### WHAT YOU SHOULD DO
Every line of the material is to be repeated exactly as it stands.

Some records:

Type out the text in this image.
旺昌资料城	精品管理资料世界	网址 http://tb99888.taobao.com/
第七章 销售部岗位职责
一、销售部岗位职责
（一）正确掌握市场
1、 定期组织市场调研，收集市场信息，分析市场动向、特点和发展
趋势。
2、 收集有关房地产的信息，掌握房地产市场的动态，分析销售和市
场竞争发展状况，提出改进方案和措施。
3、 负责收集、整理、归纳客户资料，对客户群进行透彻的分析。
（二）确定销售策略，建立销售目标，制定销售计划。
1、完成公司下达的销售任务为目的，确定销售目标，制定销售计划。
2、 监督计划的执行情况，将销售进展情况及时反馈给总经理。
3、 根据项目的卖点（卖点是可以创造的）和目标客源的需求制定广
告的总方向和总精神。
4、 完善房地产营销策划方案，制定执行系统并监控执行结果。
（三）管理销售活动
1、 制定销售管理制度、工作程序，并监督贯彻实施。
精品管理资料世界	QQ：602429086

### WRITTEN SOLUTION
Type out the text in this image.
旺昌资料城	精品管理资料世界	网址 http://tb99888.taobao.com/
第七章 销售部岗位职责
一、销售部岗位职责
（一）正确掌握市场
1、 定期组织市场调研，收集市场信息，分析市场动向、特点和发展
趋势。
2、 收集有关房地产的信息，掌握房地产市场的动态，分析销售和市
场竞争发展状况，提出改进方案和措施。
3、 负责收集、整理、归纳客户资料，对客户群进行透彻的分析。
（二）确定销售策略，建立销售目标，制定销售计划。
1、完成公司下达的销售任务为目的，确定销售目标，制定销售计划。
2、 监督计划的执行情况，将销售进展情况及时反馈给总经理。
3、 根据项目的卖点（卖点是可以创造的）和目标客源的需求制定广
告的总方向和总精神。
4、 完善房地产营销策划方案，制定执行系统并监控执行结果。
（三）管理销售活动
1、 制定销售管理制度、工作程序，并监督贯彻实施。
精品管理资料世界	QQ：602429086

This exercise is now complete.